— START OF RECORDS SUPPLIED —

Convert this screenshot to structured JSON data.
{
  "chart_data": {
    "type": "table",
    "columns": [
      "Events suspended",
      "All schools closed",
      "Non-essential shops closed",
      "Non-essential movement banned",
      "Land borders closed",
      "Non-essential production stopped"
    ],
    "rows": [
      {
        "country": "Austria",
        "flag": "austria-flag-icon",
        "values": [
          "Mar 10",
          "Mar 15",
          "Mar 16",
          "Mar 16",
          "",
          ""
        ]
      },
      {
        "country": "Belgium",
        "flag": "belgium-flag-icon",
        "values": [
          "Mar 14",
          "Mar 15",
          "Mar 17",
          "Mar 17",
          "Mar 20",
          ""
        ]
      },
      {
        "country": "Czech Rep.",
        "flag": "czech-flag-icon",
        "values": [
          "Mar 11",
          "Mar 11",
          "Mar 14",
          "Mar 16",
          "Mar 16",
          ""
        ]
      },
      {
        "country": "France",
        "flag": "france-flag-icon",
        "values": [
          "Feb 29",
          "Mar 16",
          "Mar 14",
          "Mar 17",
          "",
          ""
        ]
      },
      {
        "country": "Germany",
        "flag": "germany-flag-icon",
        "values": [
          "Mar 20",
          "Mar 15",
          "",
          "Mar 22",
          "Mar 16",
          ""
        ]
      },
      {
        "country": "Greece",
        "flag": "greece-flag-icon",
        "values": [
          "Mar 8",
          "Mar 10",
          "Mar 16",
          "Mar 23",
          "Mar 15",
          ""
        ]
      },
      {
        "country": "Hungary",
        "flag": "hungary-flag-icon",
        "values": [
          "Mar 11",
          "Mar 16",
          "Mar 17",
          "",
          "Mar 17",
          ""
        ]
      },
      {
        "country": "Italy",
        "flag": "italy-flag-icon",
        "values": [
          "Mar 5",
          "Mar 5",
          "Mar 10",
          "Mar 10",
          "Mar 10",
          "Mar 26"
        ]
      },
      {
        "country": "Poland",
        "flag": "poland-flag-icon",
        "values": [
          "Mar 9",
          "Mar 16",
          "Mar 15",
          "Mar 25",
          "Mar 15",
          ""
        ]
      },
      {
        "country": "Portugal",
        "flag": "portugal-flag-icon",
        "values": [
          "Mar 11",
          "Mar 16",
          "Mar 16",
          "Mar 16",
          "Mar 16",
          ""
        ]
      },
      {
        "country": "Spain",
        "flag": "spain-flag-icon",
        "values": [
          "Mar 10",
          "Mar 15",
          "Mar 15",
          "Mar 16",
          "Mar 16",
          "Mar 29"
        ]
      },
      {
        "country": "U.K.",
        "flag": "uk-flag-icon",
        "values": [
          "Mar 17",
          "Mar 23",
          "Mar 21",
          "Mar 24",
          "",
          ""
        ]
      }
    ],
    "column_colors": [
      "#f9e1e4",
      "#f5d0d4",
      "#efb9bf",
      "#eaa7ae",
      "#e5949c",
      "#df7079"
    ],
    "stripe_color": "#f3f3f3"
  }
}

— END OF RECORDS SUPPLIED —

- [WORK TO DO]
Set down all of the entries exactly, please.

- [ANSWER FOR THE TASK]
Convert this screenshot to structured JSON data.
{
  "chart_data": {
    "type": "table",
    "columns": [
      "Events suspended",
      "All schools closed",
      "Non-essential shops closed",
      "Non-essential movement banned",
      "Land borders closed",
      "Non-essential production stopped"
    ],
    "rows": [
      {
        "country": "Austria",
        "flag": "austria-flag-icon",
        "values": [
          "Mar 10",
          "Mar 15",
          "Mar 16",
          "Mar 16",
          "",
          ""
        ]
      },
      {
        "country": "Belgium",
        "flag": "belgium-flag-icon",
        "values": [
          "Mar 14",
          "Mar 15",
          "Mar 17",
          "Mar 17",
          "Mar 20",
          ""
        ]
      },
      {
        "country": "Czech Rep.",
        "flag": "czech-flag-icon",
        "values": [
          "Mar 11",
          "Mar 11",
          "Mar 14",
          "Mar 16",
          "Mar 16",
          ""
        ]
      },
      {
        "country": "France",
        "flag": "france-flag-icon",
        "values": [
          "Feb 29",
          "Mar 16",
          "Mar 14",
          "Mar 17",
          "",
          ""
        ]
      },
      {
        "country": "Germany",
        "flag": "germany-flag-icon",
        "values": [
          "Mar 20",
          "Mar 15",
          "",
          "Mar 22",
          "Mar 16",
          ""
        ]
      },
      {
        "country": "Greece",
        "flag": "greece-flag-icon",
        "values": [
          "Mar 8",
          "Mar 10",
          "Mar 16",
          "Mar 23",
          "Mar 15",
          ""
        ]
      },
      {
        "country": "Hungary",
        "flag": "hungary-flag-icon",
        "values": [
          "Mar 11",
          "Mar 16",
          "Mar 17",
          "",
          "Mar 17",
          ""
        ]
      },
      {
        "country": "Italy",
        "flag": "italy-flag-icon",
        "values": [
          "Mar 5",
          "Mar 5",
          "Mar 10",
          "Mar 10",
          "Mar 10",
          "Mar 26"
        ]
      },
      {
        "country": "Poland",
        "flag": "poland-flag-icon",
        "values": [
          "Mar 9",
          "Mar 16",
          "Mar 15",
          "Mar 25",
          "Mar 15",
          ""
        ]
      },
      {
        "country": "Portugal",
        "flag": "portugal-flag-icon",
        "values": [
          "Mar 11",
          "Mar 16",
          "Mar 16",
          "Mar 16",
          "Mar 16",
          ""
        ]
      },
      {
        "country": "Spain",
        "flag": "spain-flag-icon",
        "values": [
          "Mar 10",
          "Mar 15",
          "Mar 15",
          "Mar 16",
          "Mar 16",
          "Mar 29"
        ]
      },
      {
        "country": "U.K.",
        "flag": "uk-flag-icon",
        "values": [
          "Mar 17",
          "Mar 23",
          "Mar 21",
          "Mar 24",
          "",
          ""
        ]
      }
    ],
    "column_colors": [
      "#f9e1e4",
      "#f5d0d4",
      "#efb9bf",
      "#eaa7ae",
      "#e5949c",
      "#df7079"
    ],
    "stripe_color": "#f3f3f3"
  }
}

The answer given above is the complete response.